Gather every line that includes the word "không", please.

Recorded data
++++++++++

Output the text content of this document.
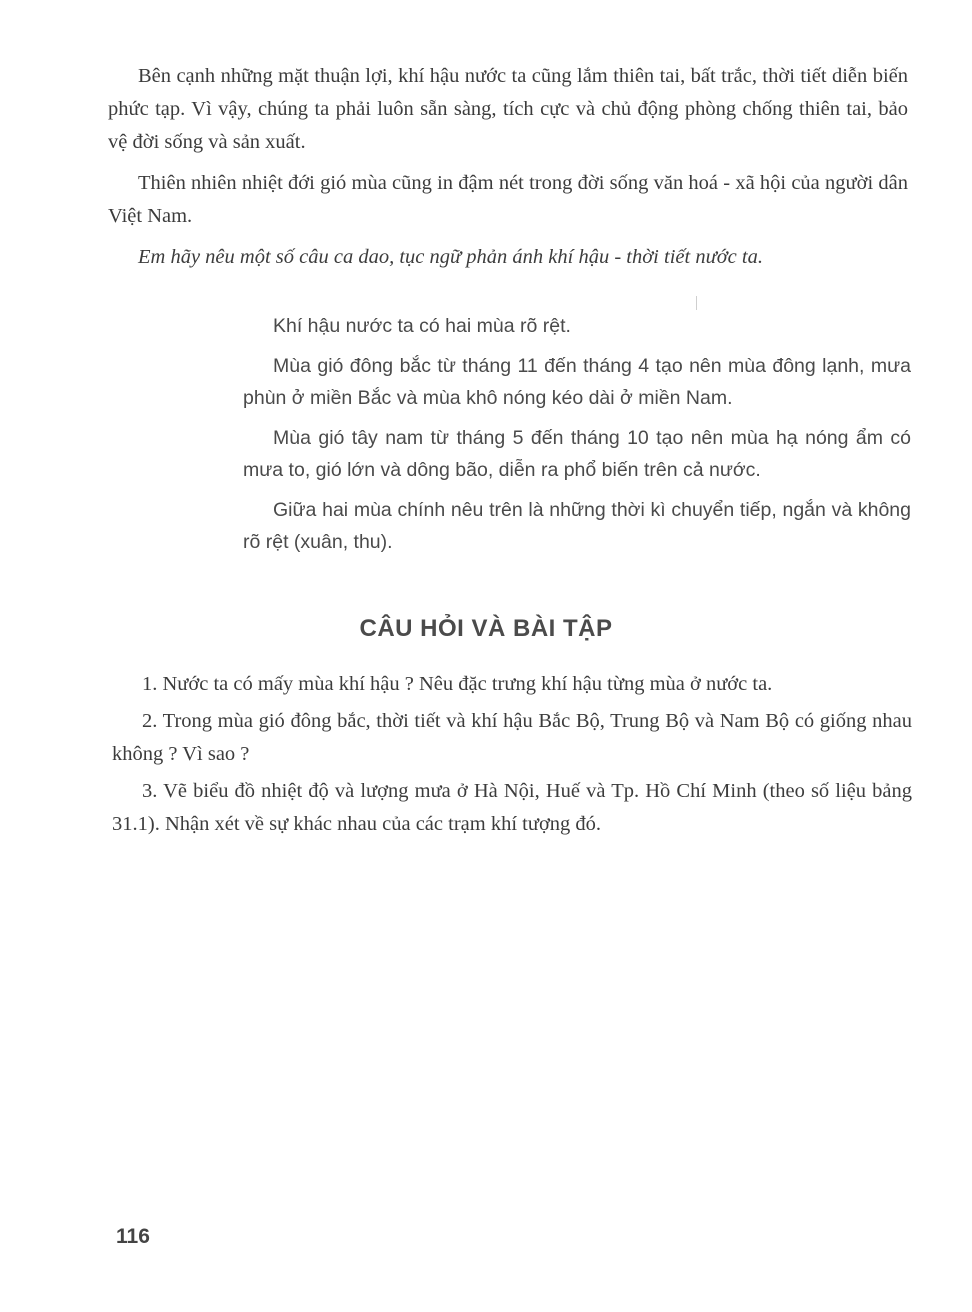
Bên cạnh những mặt thuận lợi, khí hậu nước ta cũng lắm thiên tai, bất trắc, thời tiết diễn biến phức tạp. Vì vậy, chúng ta phải luôn sẵn sàng, tích cực và chủ động phòng chống thiên tai, bảo vệ đời sống và sản xuất.

Thiên nhiên nhiệt đới gió mùa cũng in đậm nét trong đời sống văn hoá - xã hội của người dân Việt Nam.

Em hãy nêu một số câu ca dao, tục ngữ phản ánh khí hậu - thời tiết nước ta.

Khí hậu nước ta có hai mùa rõ rệt.

Mùa gió đông bắc từ tháng 11 đến tháng 4 tạo nên mùa đông lạnh, mưa phùn ở miền Bắc và mùa khô nóng kéo dài ở miền Nam.

Mùa gió tây nam từ tháng 5 đến tháng 10 tạo nên mùa hạ nóng ẩm có mưa to, gió lớn và dông bão, diễn ra phổ biến trên cả nước.

Giữa hai mùa chính nêu trên là những thời kì chuyển tiếp, ngắn và không rõ rệt (xuân, thu).

CÂU HỎI VÀ BÀI TẬP

1. Nước ta có mấy mùa khí hậu ? Nêu đặc trưng khí hậu từng mùa ở nước ta.

2. Trong mùa gió đông bắc, thời tiết và khí hậu Bắc Bộ, Trung Bộ và Nam Bộ có giống nhau không ? Vì sao ?

3. Vẽ biểu đồ nhiệt độ và lượng mưa ở Hà Nội, Huế và Tp. Hồ Chí Minh (theo số liệu bảng 31.1). Nhận xét về sự khác nhau của các trạm khí tượng đó.

116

++++++++++

■ **THE COMPLETED TASK**
Giữa hai mùa chính nêu trên là những thời kì chuyển tiếp, ngắn và không rõ rệt (xuân, thu).
2. Trong mùa gió đông bắc, thời tiết và khí hậu Bắc Bộ, Trung Bộ và Nam Bộ có giống nhau không ? Vì sao ?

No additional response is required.